- _Exercise goal_:
Identify all lines below that hold "shield" and collect them.

- _Stored records_:
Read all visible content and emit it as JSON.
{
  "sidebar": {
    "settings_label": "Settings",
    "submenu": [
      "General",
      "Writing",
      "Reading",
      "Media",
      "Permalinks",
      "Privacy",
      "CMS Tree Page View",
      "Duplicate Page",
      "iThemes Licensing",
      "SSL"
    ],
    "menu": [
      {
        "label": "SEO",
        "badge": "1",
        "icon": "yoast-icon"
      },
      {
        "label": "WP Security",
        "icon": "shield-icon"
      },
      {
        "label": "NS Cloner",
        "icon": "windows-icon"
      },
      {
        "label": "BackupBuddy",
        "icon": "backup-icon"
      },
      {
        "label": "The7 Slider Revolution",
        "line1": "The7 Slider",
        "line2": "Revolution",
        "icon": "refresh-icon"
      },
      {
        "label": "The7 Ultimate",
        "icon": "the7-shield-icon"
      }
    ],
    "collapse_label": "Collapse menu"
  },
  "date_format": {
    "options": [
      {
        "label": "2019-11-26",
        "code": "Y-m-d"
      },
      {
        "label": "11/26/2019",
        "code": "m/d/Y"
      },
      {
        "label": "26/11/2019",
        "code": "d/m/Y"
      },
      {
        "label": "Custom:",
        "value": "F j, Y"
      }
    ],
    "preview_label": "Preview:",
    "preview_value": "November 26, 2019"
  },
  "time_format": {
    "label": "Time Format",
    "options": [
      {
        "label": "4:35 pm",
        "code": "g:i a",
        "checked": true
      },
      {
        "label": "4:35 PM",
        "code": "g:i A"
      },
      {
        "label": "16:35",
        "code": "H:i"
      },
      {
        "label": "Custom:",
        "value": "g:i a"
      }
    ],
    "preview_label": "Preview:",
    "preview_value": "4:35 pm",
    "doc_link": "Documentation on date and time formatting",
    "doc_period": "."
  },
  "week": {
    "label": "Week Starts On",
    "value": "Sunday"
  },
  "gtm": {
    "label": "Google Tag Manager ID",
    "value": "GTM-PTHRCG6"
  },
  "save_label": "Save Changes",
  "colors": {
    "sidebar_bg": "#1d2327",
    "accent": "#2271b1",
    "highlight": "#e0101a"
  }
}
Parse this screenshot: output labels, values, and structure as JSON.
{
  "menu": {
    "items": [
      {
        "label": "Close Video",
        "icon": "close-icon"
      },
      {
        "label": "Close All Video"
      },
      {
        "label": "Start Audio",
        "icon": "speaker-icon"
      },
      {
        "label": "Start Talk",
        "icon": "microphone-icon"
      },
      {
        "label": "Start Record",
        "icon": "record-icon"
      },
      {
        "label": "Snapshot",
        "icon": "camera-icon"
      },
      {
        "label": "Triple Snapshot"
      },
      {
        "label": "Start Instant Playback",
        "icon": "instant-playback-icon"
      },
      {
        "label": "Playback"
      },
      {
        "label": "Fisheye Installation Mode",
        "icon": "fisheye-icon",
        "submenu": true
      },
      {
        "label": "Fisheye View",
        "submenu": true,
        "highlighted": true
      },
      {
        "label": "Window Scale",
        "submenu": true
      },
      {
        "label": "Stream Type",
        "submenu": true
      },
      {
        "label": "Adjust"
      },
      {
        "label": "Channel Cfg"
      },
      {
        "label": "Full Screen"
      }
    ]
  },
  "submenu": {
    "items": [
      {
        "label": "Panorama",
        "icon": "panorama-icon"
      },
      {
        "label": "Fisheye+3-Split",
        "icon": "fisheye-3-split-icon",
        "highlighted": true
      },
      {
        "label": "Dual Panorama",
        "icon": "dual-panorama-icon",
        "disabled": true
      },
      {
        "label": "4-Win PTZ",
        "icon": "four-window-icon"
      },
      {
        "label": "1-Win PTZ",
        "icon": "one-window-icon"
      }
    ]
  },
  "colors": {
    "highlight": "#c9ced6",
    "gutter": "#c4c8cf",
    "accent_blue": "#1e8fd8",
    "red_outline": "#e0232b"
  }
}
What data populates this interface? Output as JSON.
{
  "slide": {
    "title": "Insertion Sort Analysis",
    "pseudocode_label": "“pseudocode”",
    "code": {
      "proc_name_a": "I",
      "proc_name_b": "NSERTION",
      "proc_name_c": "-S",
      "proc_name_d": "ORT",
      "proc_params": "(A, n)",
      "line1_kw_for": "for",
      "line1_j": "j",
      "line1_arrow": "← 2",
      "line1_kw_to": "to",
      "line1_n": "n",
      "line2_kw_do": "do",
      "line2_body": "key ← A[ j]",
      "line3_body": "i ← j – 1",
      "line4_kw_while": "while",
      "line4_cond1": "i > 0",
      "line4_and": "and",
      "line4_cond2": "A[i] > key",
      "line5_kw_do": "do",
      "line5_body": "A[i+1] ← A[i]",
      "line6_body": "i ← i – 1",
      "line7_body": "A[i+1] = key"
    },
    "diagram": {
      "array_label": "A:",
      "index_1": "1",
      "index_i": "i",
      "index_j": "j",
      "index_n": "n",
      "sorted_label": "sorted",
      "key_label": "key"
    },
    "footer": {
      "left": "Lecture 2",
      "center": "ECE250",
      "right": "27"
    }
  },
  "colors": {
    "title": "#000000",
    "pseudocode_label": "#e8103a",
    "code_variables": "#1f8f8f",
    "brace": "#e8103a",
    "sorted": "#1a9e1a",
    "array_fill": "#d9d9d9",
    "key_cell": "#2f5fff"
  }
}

- _Problem solution_:
        "icon": "shield-icon"
        "icon": "the7-shield-icon"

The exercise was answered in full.